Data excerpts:
= = = = = = =

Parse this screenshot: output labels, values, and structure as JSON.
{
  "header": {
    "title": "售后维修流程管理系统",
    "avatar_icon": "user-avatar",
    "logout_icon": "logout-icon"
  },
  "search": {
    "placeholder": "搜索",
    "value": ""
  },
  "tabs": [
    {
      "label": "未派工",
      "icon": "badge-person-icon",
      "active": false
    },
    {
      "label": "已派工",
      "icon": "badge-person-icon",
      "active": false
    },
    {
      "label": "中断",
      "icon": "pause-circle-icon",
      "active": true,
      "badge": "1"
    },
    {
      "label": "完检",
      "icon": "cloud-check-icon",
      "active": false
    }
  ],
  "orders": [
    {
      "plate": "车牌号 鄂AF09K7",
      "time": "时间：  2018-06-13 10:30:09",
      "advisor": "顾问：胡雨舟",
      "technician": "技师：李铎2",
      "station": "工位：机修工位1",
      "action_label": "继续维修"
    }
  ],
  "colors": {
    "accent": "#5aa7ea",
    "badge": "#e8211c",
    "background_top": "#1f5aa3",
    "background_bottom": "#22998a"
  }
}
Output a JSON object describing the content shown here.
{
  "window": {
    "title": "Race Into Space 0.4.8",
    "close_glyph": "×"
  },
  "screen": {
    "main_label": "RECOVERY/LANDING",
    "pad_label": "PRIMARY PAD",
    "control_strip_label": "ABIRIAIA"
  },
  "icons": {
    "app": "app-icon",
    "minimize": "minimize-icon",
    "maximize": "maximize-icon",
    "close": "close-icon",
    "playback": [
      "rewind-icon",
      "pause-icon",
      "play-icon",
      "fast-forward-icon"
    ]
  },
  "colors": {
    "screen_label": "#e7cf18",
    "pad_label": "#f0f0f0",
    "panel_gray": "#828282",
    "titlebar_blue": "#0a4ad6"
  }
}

= = = = = = =

* _Job_: Output the records exactly, including every line.

* _Task response_:
Parse this screenshot: output labels, values, and structure as JSON.
{
  "header": {
    "title": "售后维修流程管理系统",
    "avatar_icon": "user-avatar",
    "logout_icon": "logout-icon"
  },
  "search": {
    "placeholder": "搜索",
    "value": ""
  },
  "tabs": [
    {
      "label": "未派工",
      "icon": "badge-person-icon",
      "active": false
    },
    {
      "label": "已派工",
      "icon": "badge-person-icon",
      "active": false
    },
    {
      "label": "中断",
      "icon": "pause-circle-icon",
      "active": true,
      "badge": "1"
    },
    {
      "label": "完检",
      "icon": "cloud-check-icon",
      "active": false
    }
  ],
  "orders": [
    {
      "plate": "车牌号 鄂AF09K7",
      "time": "时间：  2018-06-13 10:30:09",
      "advisor": "顾问：胡雨舟",
      "technician": "技师：李铎2",
      "station": "工位：机修工位1",
      "action_label": "继续维修"
    }
  ],
  "colors": {
    "accent": "#5aa7ea",
    "badge": "#e8211c",
    "background_top": "#1f5aa3",
    "background_bottom": "#22998a"
  }
}
Output a JSON object describing the content shown here.
{
  "window": {
    "title": "Race Into Space 0.4.8",
    "close_glyph": "×"
  },
  "screen": {
    "main_label": "RECOVERY/LANDING",
    "pad_label": "PRIMARY PAD",
    "control_strip_label": "ABIRIAIA"
  },
  "icons": {
    "app": "app-icon",
    "minimize": "minimize-icon",
    "maximize": "maximize-icon",
    "close": "close-icon",
    "playback": [
      "rewind-icon",
      "pause-icon",
      "play-icon",
      "fast-forward-icon"
    ]
  },
  "colors": {
    "screen_label": "#e7cf18",
    "pad_label": "#f0f0f0",
    "panel_gray": "#828282",
    "titlebar_blue": "#0a4ad6"
  }
}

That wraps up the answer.